* Begin EXERCISE MATERIAL *

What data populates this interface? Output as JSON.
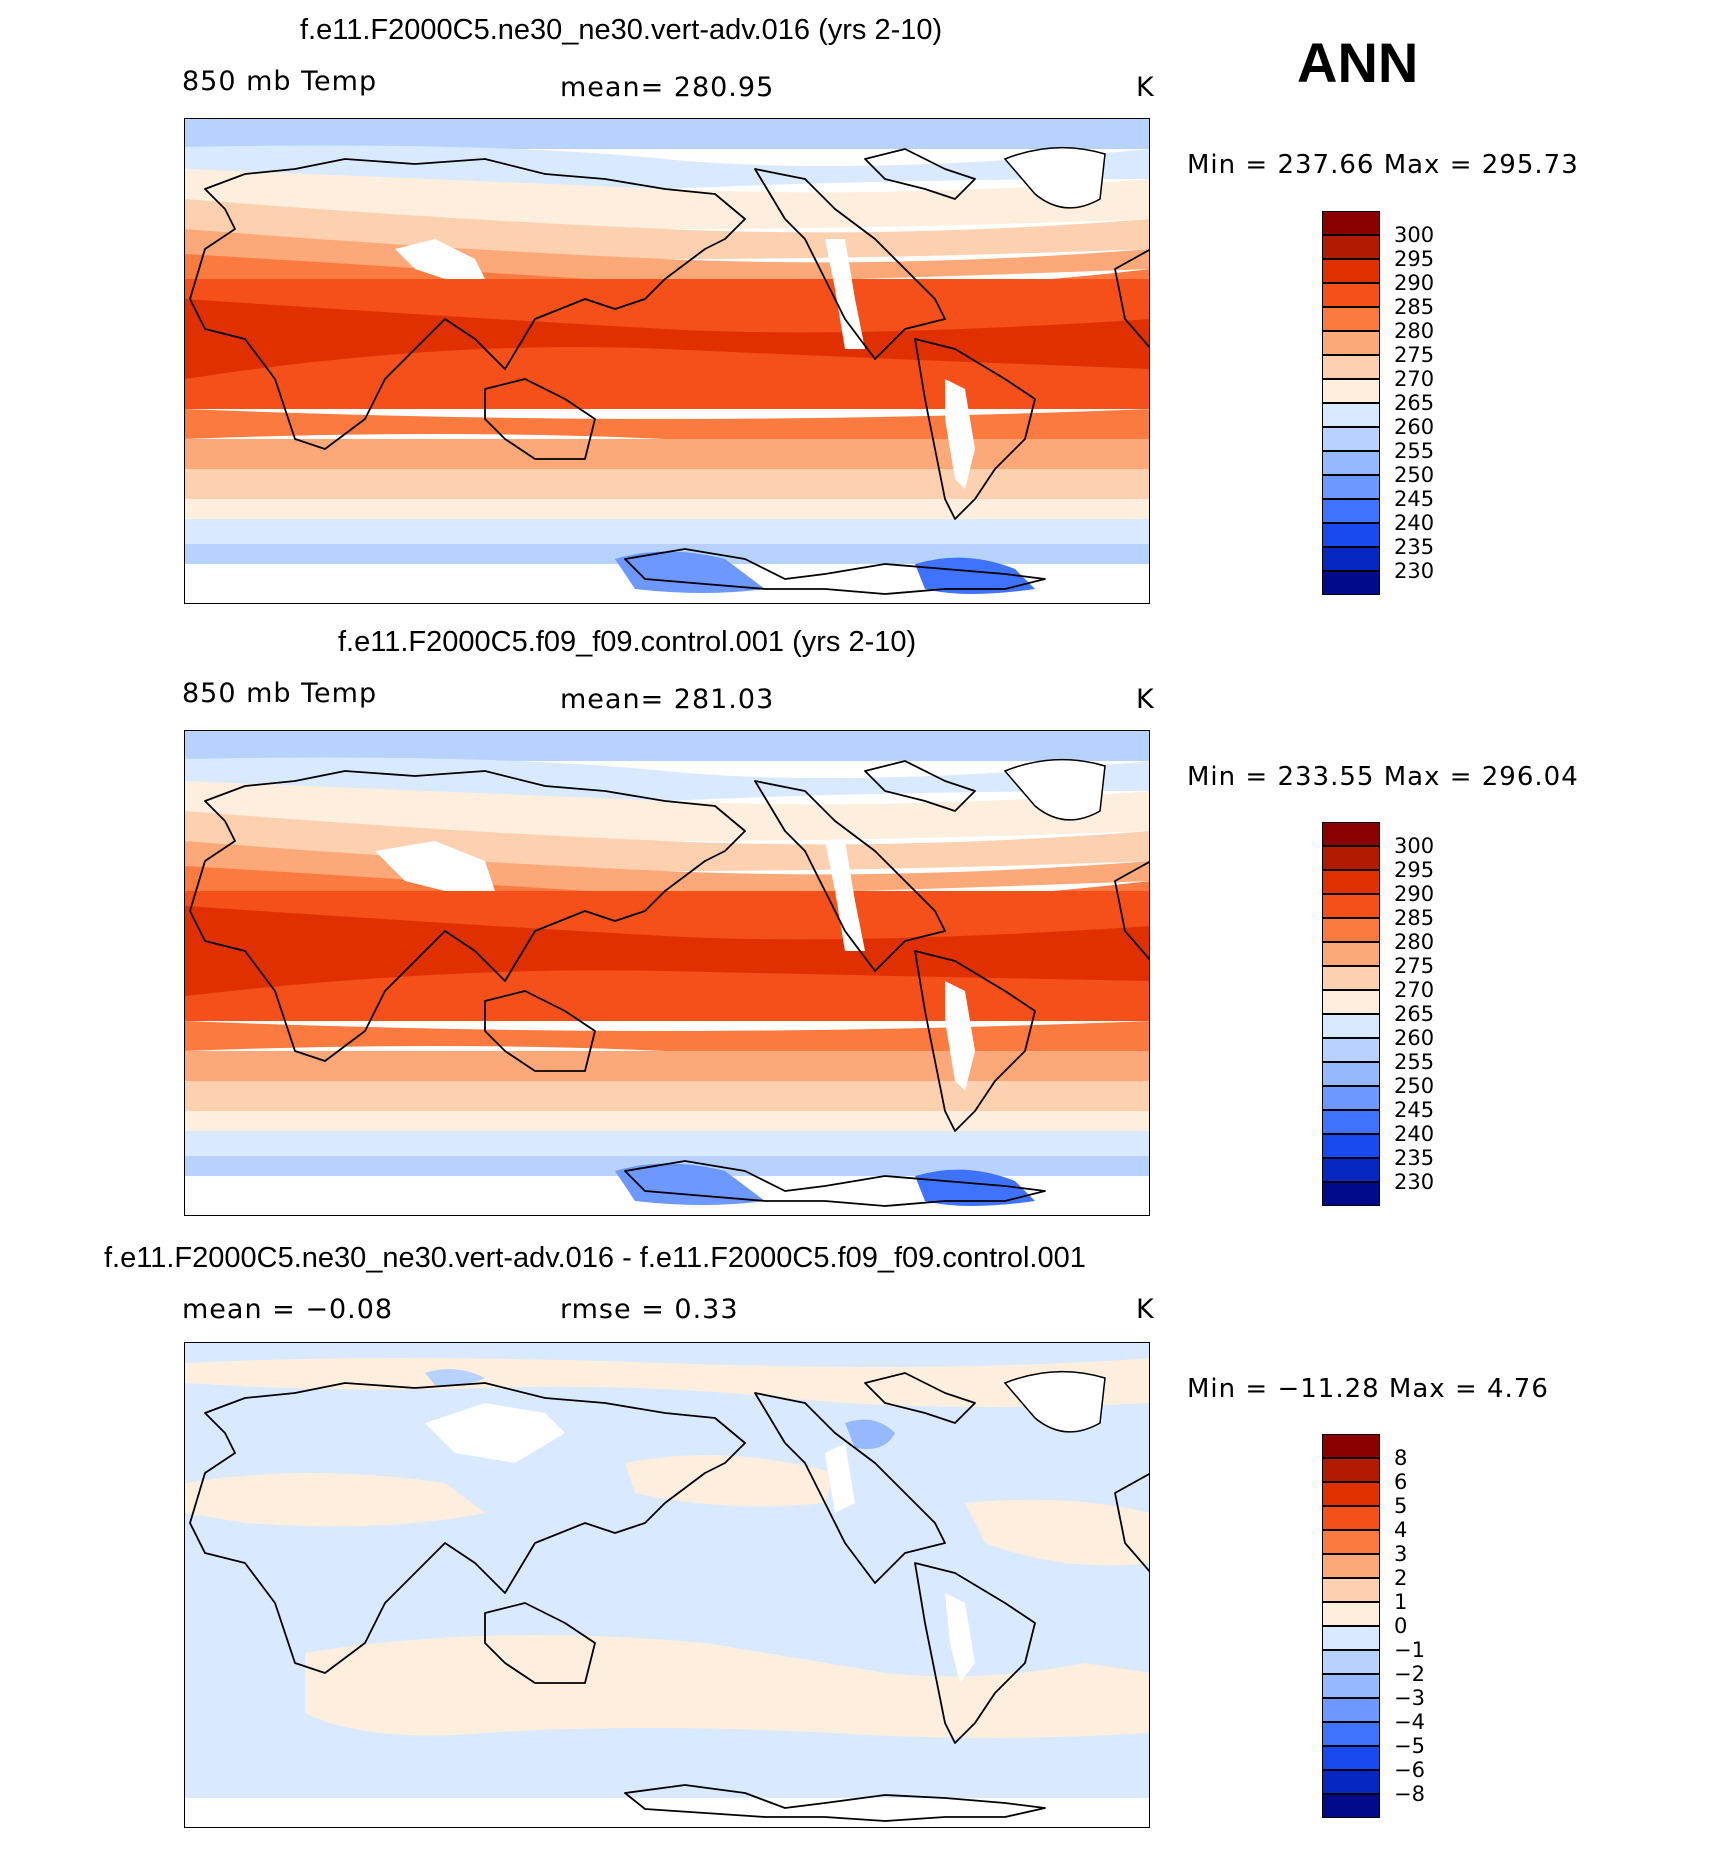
{
  "season": "ANN",
  "panels": [
    {
      "title": "f.e11.F2000C5.ne30_ne30.vert-adv.016 (yrs 2-10)",
      "left_label": "850 mb Temp",
      "center_label": "mean= 280.95",
      "units": "K",
      "minmax": "Min = 237.66 Max = 295.73",
      "colorbar": {
        "colors": [
          "#8b0000",
          "#b31b00",
          "#e03000",
          "#f5501a",
          "#fa7a40",
          "#fda878",
          "#fdd0b0",
          "#fdeedd",
          "#d9e9ff",
          "#b7d2ff",
          "#95b8ff",
          "#6c98ff",
          "#3f72ff",
          "#184af0",
          "#0628c0",
          "#000a8a"
        ],
        "labels": [
          "300",
          "295",
          "290",
          "285",
          "280",
          "275",
          "270",
          "265",
          "260",
          "255",
          "250",
          "245",
          "240",
          "235",
          "230"
        ]
      }
    },
    {
      "title": "f.e11.F2000C5.f09_f09.control.001 (yrs 2-10)",
      "left_label": "850 mb Temp",
      "center_label": "mean= 281.03",
      "units": "K",
      "minmax": "Min = 233.55 Max = 296.04",
      "colorbar": {
        "colors": [
          "#8b0000",
          "#b31b00",
          "#e03000",
          "#f5501a",
          "#fa7a40",
          "#fda878",
          "#fdd0b0",
          "#fdeedd",
          "#d9e9ff",
          "#b7d2ff",
          "#95b8ff",
          "#6c98ff",
          "#3f72ff",
          "#184af0",
          "#0628c0",
          "#000a8a"
        ],
        "labels": [
          "300",
          "295",
          "290",
          "285",
          "280",
          "275",
          "270",
          "265",
          "260",
          "255",
          "250",
          "245",
          "240",
          "235",
          "230"
        ]
      }
    },
    {
      "title": "f.e11.F2000C5.ne30_ne30.vert-adv.016 - f.e11.F2000C5.f09_f09.control.001",
      "left_label": "mean = −0.08",
      "center_label": "rmse = 0.33",
      "units": "K",
      "minmax": "Min = −11.28 Max = 4.76",
      "colorbar": {
        "colors": [
          "#8b0000",
          "#b31b00",
          "#e03000",
          "#f5501a",
          "#fa7a40",
          "#fda878",
          "#fdd0b0",
          "#fdeedd",
          "#d9e9ff",
          "#b7d2ff",
          "#95b8ff",
          "#6c98ff",
          "#3f72ff",
          "#184af0",
          "#0628c0",
          "#000a8a"
        ],
        "labels": [
          "8",
          "6",
          "5",
          "4",
          "3",
          "2",
          "1",
          "0",
          "−1",
          "−2",
          "−3",
          "−4",
          "−5",
          "−6",
          "−8"
        ]
      }
    }
  ]
}
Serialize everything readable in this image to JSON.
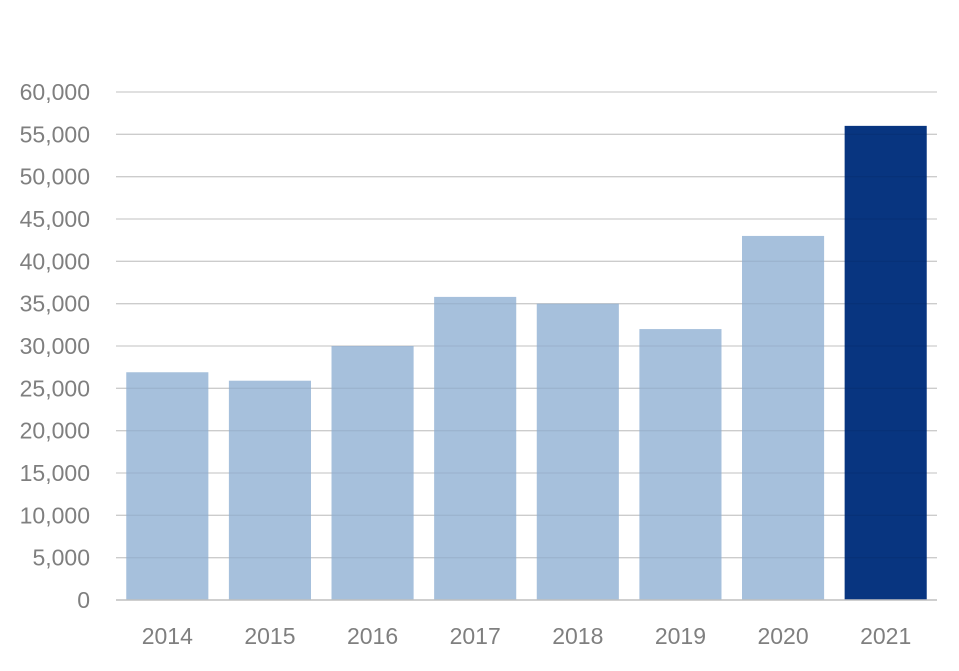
{
  "chart_data": {
    "type": "bar",
    "title": "",
    "xlabel": "",
    "ylabel": "",
    "categories": [
      "2014",
      "2015",
      "2016",
      "2017",
      "2018",
      "2019",
      "2020",
      "2021"
    ],
    "values": [
      26900,
      25900,
      30000,
      35800,
      35000,
      32000,
      43000,
      56000
    ],
    "ylim": [
      0,
      60000
    ],
    "ytick_step": 5000,
    "ytick_labels": [
      "0",
      "5,000",
      "10,000",
      "15,000",
      "20,000",
      "25,000",
      "30,000",
      "35,000",
      "40,000",
      "45,000",
      "50,000",
      "55,000",
      "60,000"
    ],
    "grid": true,
    "legend": "none",
    "colors": {
      "bar": "#a6c0dc",
      "highlight_bar": "#083580",
      "gridline": "#d9d9d9",
      "axis_line": "#bfbfbf",
      "text": "#7f7f7f"
    },
    "highlight_category": "2021"
  }
}
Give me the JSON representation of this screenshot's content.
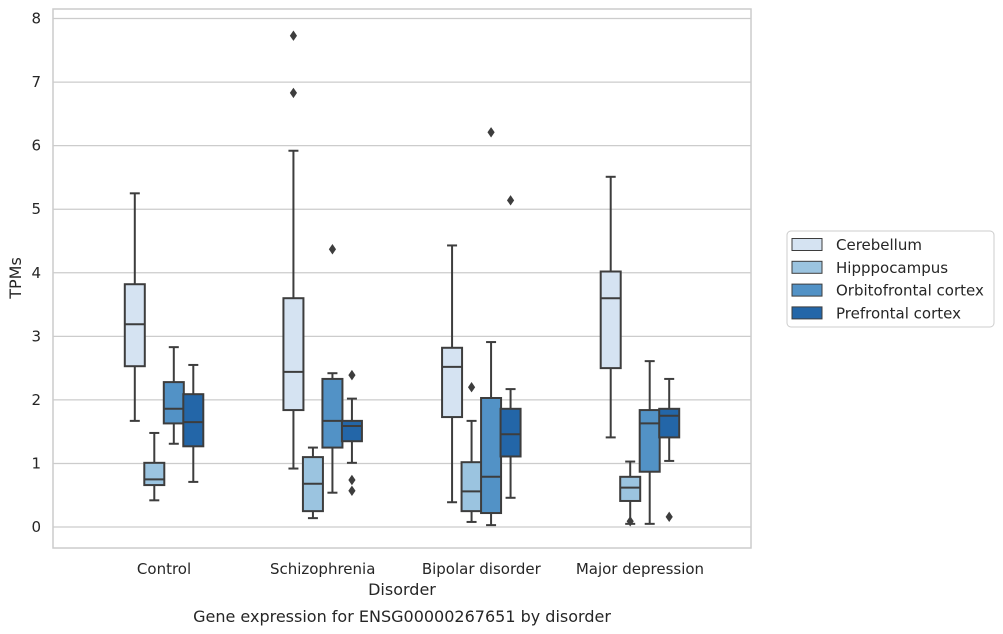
{
  "chart_data": {
    "type": "boxplot",
    "caption": "Gene expression for ENSG00000267651 by disorder",
    "xlabel": "Disorder",
    "ylabel": "TPMs",
    "ylim": [
      -0.33,
      8.15
    ],
    "yticks": [
      0,
      1,
      2,
      3,
      4,
      5,
      6,
      7,
      8
    ],
    "grid": true,
    "legend_position": "right",
    "categories": [
      "Control",
      "Schizophrenia",
      "Bipolar disorder",
      "Major depression"
    ],
    "series": [
      {
        "name": "Cerebellum",
        "color": "#d5e3f2",
        "boxes": [
          {
            "whislo": 1.67,
            "q1": 2.53,
            "med": 3.19,
            "q3": 3.82,
            "whishi": 5.25,
            "fliers": []
          },
          {
            "whislo": 0.92,
            "q1": 1.84,
            "med": 2.44,
            "q3": 3.6,
            "whishi": 5.92,
            "fliers": [
              6.83,
              7.73
            ]
          },
          {
            "whislo": 0.39,
            "q1": 1.73,
            "med": 2.52,
            "q3": 2.82,
            "whishi": 4.43,
            "fliers": []
          },
          {
            "whislo": 1.41,
            "q1": 2.5,
            "med": 3.6,
            "q3": 4.02,
            "whishi": 5.51,
            "fliers": []
          }
        ]
      },
      {
        "name": "Hipppocampus",
        "color": "#9bc4e0",
        "boxes": [
          {
            "whislo": 0.42,
            "q1": 0.66,
            "med": 0.75,
            "q3": 1.01,
            "whishi": 1.48,
            "fliers": []
          },
          {
            "whislo": 0.14,
            "q1": 0.25,
            "med": 0.68,
            "q3": 1.1,
            "whishi": 1.25,
            "fliers": []
          },
          {
            "whislo": 0.08,
            "q1": 0.25,
            "med": 0.56,
            "q3": 1.02,
            "whishi": 1.67,
            "fliers": [
              2.2
            ]
          },
          {
            "whislo": 0.05,
            "q1": 0.41,
            "med": 0.62,
            "q3": 0.79,
            "whishi": 1.03,
            "fliers": [
              0.09
            ]
          }
        ]
      },
      {
        "name": "Orbitofrontal cortex",
        "color": "#5292c6",
        "boxes": [
          {
            "whislo": 1.31,
            "q1": 1.63,
            "med": 1.86,
            "q3": 2.28,
            "whishi": 2.83,
            "fliers": []
          },
          {
            "whislo": 0.54,
            "q1": 1.25,
            "med": 1.67,
            "q3": 2.33,
            "whishi": 2.42,
            "fliers": [
              4.37
            ]
          },
          {
            "whislo": 0.03,
            "q1": 0.22,
            "med": 0.79,
            "q3": 2.03,
            "whishi": 2.91,
            "fliers": [
              6.21
            ]
          },
          {
            "whislo": 0.05,
            "q1": 0.87,
            "med": 1.63,
            "q3": 1.84,
            "whishi": 2.61,
            "fliers": []
          }
        ]
      },
      {
        "name": "Prefrontal cortex",
        "color": "#2366a8",
        "boxes": [
          {
            "whislo": 0.71,
            "q1": 1.27,
            "med": 1.65,
            "q3": 2.09,
            "whishi": 2.55,
            "fliers": []
          },
          {
            "whislo": 1.01,
            "q1": 1.35,
            "med": 1.59,
            "q3": 1.67,
            "whishi": 2.02,
            "fliers": [
              2.39,
              0.74,
              0.57
            ]
          },
          {
            "whislo": 0.46,
            "q1": 1.11,
            "med": 1.46,
            "q3": 1.86,
            "whishi": 2.17,
            "fliers": [
              5.14
            ]
          },
          {
            "whislo": 1.04,
            "q1": 1.41,
            "med": 1.75,
            "q3": 1.86,
            "whishi": 2.33,
            "fliers": [
              0.16
            ]
          }
        ]
      }
    ]
  }
}
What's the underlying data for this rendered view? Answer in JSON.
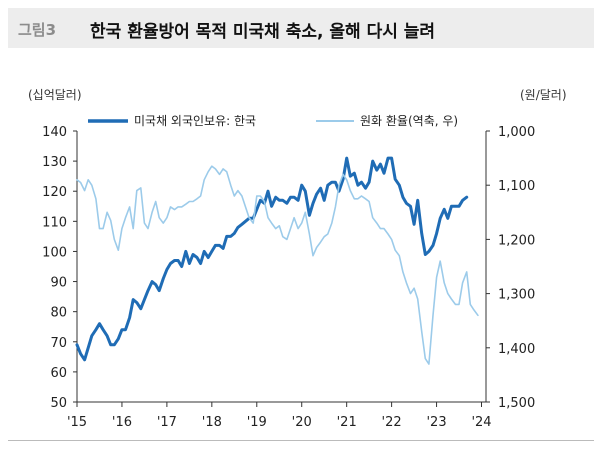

* End EXERCISE MATERIAL *

Select every line above that contains the word "cortex", and copy it.

        "name": "Orbitofrontal cortex",
        "name": "Prefrontal cortex",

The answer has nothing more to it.